## BEGIN Dataset content
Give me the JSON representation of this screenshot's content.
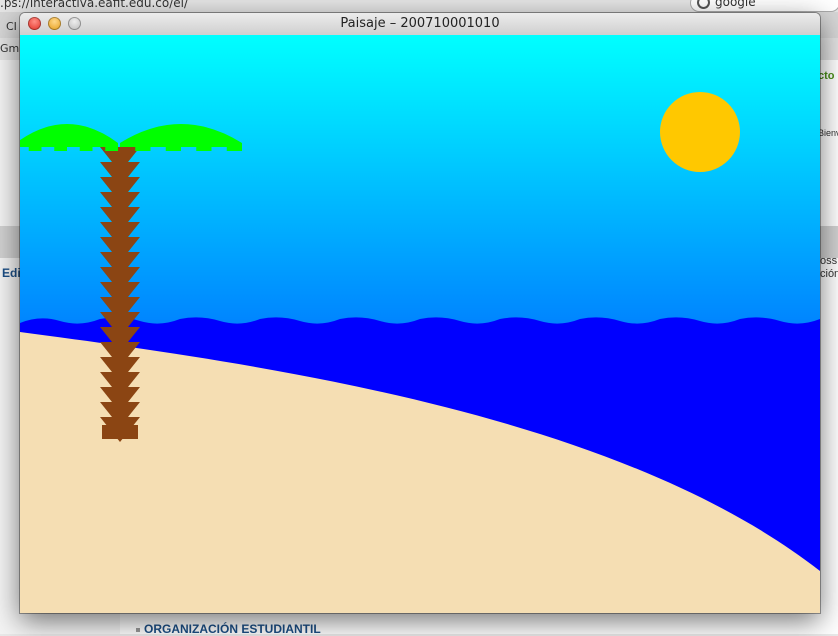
{
  "browser": {
    "url_fragment": ".ps://interactiva.eafit.edu.co/ei/",
    "search_value": "google",
    "tab_fragments": [
      "CI",
      "Gma"
    ],
    "right_fragments": [
      "cto",
      "Bienv",
      "oss",
      "ción"
    ],
    "left_fragment": "Edi",
    "bottom_link": "ORGANIZACIÓN ESTUDIANTIL"
  },
  "window": {
    "title": "Paisaje – 200710001010"
  },
  "scene": {
    "colors": {
      "sky_top": "#00ffff",
      "sky_bottom": "#0080ff",
      "sea": "#0000ff",
      "sand": "#f5deb3",
      "sun": "#ffc800",
      "trunk": "#8b4513",
      "leaves": "#00ff00"
    },
    "icons": [
      "sun",
      "palm-tree",
      "waves",
      "beach"
    ]
  }
}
## END Dataset content
### What needs to be done
Each entry shown above must be quoted exactly, with its pictures left out.

### Correct response
Give me the JSON representation of this screenshot's content.
{
  "browser": {
    "url_fragment": ".ps://interactiva.eafit.edu.co/ei/",
    "search_value": "google",
    "tab_fragments": [
      "CI",
      "Gma"
    ],
    "right_fragments": [
      "cto",
      "Bienv",
      "oss",
      "ción"
    ],
    "left_fragment": "Edi",
    "bottom_link": "ORGANIZACIÓN ESTUDIANTIL"
  },
  "window": {
    "title": "Paisaje – 200710001010"
  },
  "scene": {
    "colors": {
      "sky_top": "#00ffff",
      "sky_bottom": "#0080ff",
      "sea": "#0000ff",
      "sand": "#f5deb3",
      "sun": "#ffc800",
      "trunk": "#8b4513",
      "leaves": "#00ff00"
    },
    "icons": [
      "sun",
      "palm-tree",
      "waves",
      "beach"
    ]
  }
}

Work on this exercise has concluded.